* [Your goal]
Search the material for "Registriert" and show all lines that contain it.

* [The data]

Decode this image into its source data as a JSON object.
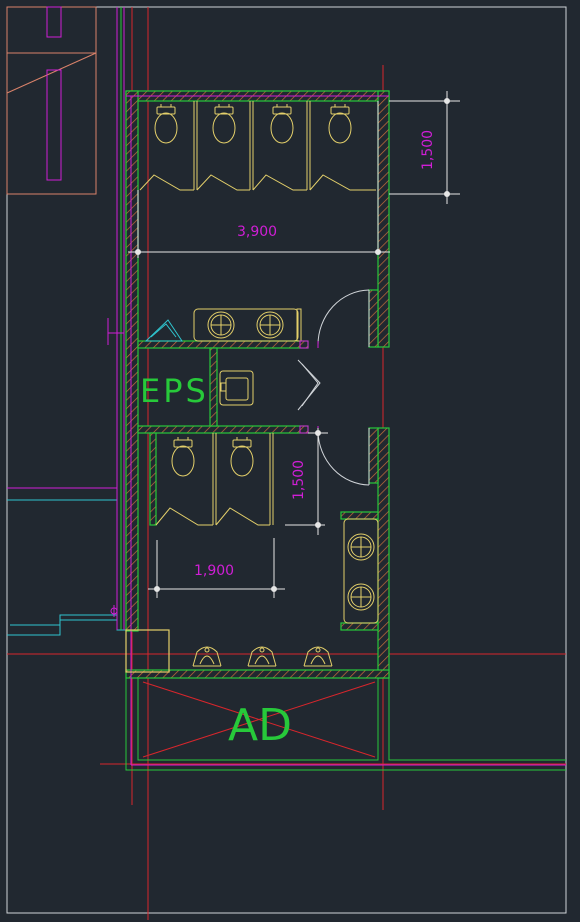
{
  "colors": {
    "background": "#212830",
    "frame": "#d0d4d8",
    "wall": "#27c93a",
    "fixture": "#e3cf6a",
    "dimension": "#d01ed6",
    "axis": "#d8262c",
    "dimline": "#e6e6e6",
    "cyan": "#2fc5cf",
    "salmon": "#d9826a"
  },
  "dimensions": {
    "top_width": "3,900",
    "top_depth": "1,500",
    "bottom_depth": "1,500",
    "bottom_width": "1,900"
  },
  "rooms": {
    "eps": "EPS",
    "ad": "AD"
  },
  "fixtures": {
    "top_toilets": 4,
    "bottom_toilets": 2,
    "urinals": 3,
    "top_sinks": 2,
    "side_sinks": 2
  }
}
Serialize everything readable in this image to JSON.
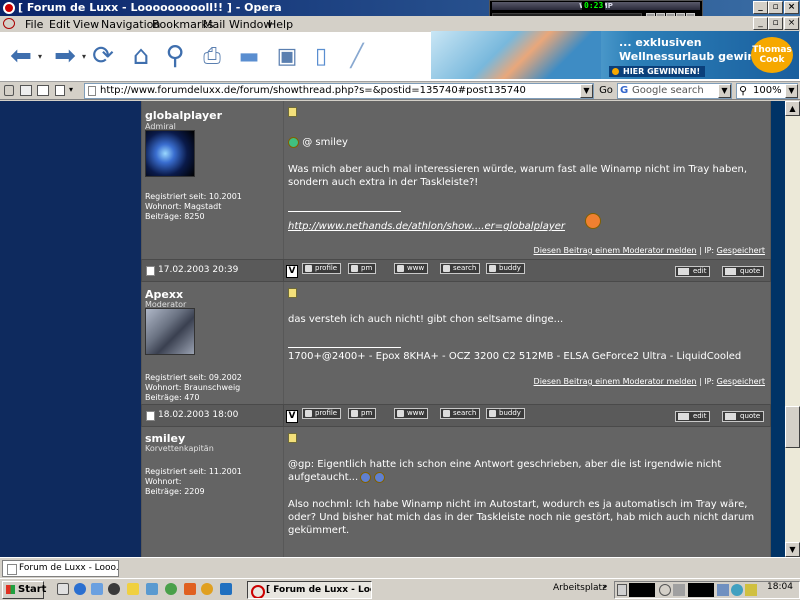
{
  "window": {
    "title": "[ Forum de Luxx - Loooooooooll!! ] - Opera"
  },
  "winamp": {
    "title": "WINAMP",
    "time": "0:23"
  },
  "menu": [
    "File",
    "Edit",
    "View",
    "Navigation",
    "Bookmarks",
    "Mail",
    "Window",
    "Help"
  ],
  "ad": {
    "line1": "... exklusiven",
    "line2": "Wellnessurlaub gewinnen!",
    "cta": "HIER GEWINNEN!",
    "brand": "Thomas Cook"
  },
  "addressbar": {
    "url": "http://www.forumdeluxx.de/forum/showthread.php?s=&postid=135740#post135740",
    "go": "Go",
    "search_placeholder": "Google search",
    "zoom": "100%"
  },
  "posts": [
    {
      "username": "globalplayer",
      "rank": "Admiral",
      "registered": "Registriert seit: 10.2001",
      "location": "Wohnort: Magstadt",
      "posts": "Beiträge: 8250",
      "greeting": "@ smiley",
      "body": "Was mich aber auch mal interessieren würde, warum fast alle Winamp nicht im Tray haben, sondern auch extra in der Taskleiste?!",
      "signature": "http://www.nethands.de/athlon/show....er=globalplayer",
      "report": "Diesen Beitrag einem Moderator melden",
      "ip_label": " | IP: ",
      "ip_value": "Gespeichert",
      "date": "17.02.2003 20:39"
    },
    {
      "username": "Apexx",
      "rank": "Moderator",
      "registered": "Registriert seit: 09.2002",
      "location": "Wohnort: Braunschweig",
      "posts": "Beiträge: 470",
      "body": "das versteh ich auch nicht! gibt chon seltsame dinge...",
      "signature": "1700+@2400+ - Epox 8KHA+ - OCZ 3200 C2 512MB - ELSA GeForce2 Ultra - LiquidCooled",
      "report": "Diesen Beitrag einem Moderator melden",
      "ip_label": " | IP: ",
      "ip_value": "Gespeichert",
      "date": "18.02.2003 18:00"
    },
    {
      "username": "smiley",
      "rank": "Korvettenkapitän",
      "registered": "Registriert seit: 11.2001",
      "location": "Wohnort:",
      "posts": "Beiträge: 2209",
      "body1": "@gp: Eigentlich hatte ich schon eine Antwort geschrieben, aber die ist irgendwie nicht aufgetaucht...",
      "body2": "Also nochml: Ich habe Winamp nicht im Autostart, wodurch es ja automatisch im Tray wäre, oder? Und bisher hat mich das in der Taskleiste noch nie gestört, hab mich auch nicht darum gekümmert."
    }
  ],
  "post_buttons": {
    "profile": "profile",
    "pm": "pm",
    "www": "www",
    "search": "search",
    "buddy": "buddy",
    "edit": "edit",
    "quote": "quote",
    "v": "V"
  },
  "tabbar": {
    "tab1": "Forum de Luxx - Looo..."
  },
  "taskbar": {
    "start": "Start",
    "task": "[ Forum de Luxx - Loo...",
    "arbeitsplatz": "Arbeitsplatz",
    "clock": "18:04"
  }
}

* [Worked solution]
      "registered": "Registriert seit: 10.2001",
      "registered": "Registriert seit: 09.2002",
      "registered": "Registriert seit: 11.2001",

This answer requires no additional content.